─── Listing ───

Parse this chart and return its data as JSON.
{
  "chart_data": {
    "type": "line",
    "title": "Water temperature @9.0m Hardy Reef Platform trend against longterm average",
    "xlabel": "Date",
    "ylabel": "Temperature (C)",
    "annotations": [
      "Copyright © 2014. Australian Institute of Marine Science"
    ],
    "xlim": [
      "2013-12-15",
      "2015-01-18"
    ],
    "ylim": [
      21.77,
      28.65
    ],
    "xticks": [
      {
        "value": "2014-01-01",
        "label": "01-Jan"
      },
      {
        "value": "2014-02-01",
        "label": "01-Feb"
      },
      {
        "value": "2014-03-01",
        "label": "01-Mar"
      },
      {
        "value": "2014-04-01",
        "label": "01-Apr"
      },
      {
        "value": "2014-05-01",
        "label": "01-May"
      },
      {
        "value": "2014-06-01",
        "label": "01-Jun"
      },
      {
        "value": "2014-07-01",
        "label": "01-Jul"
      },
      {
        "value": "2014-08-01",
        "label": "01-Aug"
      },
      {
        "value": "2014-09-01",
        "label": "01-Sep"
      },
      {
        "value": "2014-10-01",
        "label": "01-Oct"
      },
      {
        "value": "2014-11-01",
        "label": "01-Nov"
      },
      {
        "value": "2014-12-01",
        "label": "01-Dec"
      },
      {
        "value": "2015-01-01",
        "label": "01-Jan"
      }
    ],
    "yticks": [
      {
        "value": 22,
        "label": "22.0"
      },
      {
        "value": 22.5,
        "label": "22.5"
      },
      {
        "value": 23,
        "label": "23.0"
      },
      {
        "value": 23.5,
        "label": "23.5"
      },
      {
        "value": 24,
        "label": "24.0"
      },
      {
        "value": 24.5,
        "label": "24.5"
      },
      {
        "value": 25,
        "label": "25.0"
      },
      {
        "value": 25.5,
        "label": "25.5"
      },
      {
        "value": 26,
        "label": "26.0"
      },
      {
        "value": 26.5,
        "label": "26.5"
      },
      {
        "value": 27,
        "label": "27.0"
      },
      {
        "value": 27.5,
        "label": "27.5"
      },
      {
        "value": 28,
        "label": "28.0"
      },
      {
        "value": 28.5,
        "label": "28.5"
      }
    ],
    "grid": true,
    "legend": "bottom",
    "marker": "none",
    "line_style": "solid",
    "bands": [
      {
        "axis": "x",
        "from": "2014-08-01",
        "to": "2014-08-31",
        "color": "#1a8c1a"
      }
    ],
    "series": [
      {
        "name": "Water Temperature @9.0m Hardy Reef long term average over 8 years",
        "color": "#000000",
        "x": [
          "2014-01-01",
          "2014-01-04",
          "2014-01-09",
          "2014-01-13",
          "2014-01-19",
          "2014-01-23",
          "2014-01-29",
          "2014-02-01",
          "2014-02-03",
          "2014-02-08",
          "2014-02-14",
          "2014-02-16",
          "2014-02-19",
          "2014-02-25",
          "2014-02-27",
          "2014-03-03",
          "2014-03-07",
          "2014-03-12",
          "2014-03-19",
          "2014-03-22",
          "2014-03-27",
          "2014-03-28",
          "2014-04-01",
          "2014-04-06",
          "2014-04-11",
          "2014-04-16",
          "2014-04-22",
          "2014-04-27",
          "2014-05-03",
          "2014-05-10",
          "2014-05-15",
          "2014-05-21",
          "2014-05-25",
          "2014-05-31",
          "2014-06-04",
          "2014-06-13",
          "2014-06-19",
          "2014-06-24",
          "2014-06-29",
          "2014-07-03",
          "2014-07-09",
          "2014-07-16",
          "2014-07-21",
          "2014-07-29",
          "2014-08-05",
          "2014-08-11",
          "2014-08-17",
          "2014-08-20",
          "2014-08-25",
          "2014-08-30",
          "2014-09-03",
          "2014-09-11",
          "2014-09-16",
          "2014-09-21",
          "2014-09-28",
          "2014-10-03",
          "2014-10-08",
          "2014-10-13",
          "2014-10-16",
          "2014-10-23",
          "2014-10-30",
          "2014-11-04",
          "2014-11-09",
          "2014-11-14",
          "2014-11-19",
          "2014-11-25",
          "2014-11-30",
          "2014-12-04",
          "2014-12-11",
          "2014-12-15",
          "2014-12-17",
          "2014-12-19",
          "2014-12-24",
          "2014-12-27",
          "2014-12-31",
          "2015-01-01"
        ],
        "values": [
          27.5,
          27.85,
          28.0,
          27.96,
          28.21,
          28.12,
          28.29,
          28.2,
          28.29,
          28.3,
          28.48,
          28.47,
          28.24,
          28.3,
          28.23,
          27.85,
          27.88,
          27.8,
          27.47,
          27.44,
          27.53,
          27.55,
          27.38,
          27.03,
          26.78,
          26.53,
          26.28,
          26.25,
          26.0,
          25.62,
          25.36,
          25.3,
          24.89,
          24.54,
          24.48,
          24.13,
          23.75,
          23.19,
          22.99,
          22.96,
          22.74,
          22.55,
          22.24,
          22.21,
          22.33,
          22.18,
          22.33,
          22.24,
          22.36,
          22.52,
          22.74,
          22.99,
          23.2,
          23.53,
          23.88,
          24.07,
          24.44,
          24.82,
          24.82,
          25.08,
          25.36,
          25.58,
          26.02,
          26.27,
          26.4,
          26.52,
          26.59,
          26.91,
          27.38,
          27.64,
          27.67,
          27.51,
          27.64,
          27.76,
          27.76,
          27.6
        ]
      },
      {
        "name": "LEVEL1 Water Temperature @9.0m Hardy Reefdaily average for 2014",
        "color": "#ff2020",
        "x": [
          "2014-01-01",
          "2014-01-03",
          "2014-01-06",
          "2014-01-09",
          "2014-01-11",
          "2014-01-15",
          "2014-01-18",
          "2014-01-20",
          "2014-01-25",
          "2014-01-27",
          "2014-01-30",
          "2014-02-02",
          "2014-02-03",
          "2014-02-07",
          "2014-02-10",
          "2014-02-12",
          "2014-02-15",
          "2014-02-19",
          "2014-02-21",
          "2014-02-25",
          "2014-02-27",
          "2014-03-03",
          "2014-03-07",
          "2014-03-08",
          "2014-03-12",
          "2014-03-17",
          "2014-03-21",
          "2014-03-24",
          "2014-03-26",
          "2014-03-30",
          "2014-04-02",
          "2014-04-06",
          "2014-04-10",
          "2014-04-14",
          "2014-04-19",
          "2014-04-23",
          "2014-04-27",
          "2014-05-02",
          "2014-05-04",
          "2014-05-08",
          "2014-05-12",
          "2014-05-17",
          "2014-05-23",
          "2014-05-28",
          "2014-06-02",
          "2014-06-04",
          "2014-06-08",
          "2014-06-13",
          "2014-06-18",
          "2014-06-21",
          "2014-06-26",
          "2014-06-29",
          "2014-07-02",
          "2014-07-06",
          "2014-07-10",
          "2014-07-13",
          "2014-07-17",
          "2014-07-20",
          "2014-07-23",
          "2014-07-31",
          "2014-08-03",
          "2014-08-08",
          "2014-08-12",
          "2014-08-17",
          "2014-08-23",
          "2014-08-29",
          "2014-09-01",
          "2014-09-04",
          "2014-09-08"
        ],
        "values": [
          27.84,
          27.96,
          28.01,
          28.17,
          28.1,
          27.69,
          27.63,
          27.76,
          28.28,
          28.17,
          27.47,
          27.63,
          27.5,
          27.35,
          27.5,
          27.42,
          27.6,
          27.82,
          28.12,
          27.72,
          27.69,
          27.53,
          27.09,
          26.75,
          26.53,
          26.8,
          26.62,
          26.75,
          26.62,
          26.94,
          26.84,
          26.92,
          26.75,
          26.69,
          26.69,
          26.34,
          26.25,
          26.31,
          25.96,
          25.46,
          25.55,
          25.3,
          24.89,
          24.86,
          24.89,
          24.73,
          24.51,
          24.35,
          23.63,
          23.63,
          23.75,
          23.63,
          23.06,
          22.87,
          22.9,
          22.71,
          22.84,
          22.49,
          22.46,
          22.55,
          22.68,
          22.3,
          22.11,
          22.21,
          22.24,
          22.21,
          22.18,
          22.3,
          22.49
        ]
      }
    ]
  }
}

───

# Aim
Filter the listing for the word "average" and copy every line that holds it.

# Final result
    "title": "Water temperature @9.0m Hardy Reef Platform trend against longterm average",
        "name": "Water Temperature @9.0m Hardy Reef long term average over 8 years",
        "name": "LEVEL1 Water Temperature @9.0m Hardy Reefdaily average for 2014",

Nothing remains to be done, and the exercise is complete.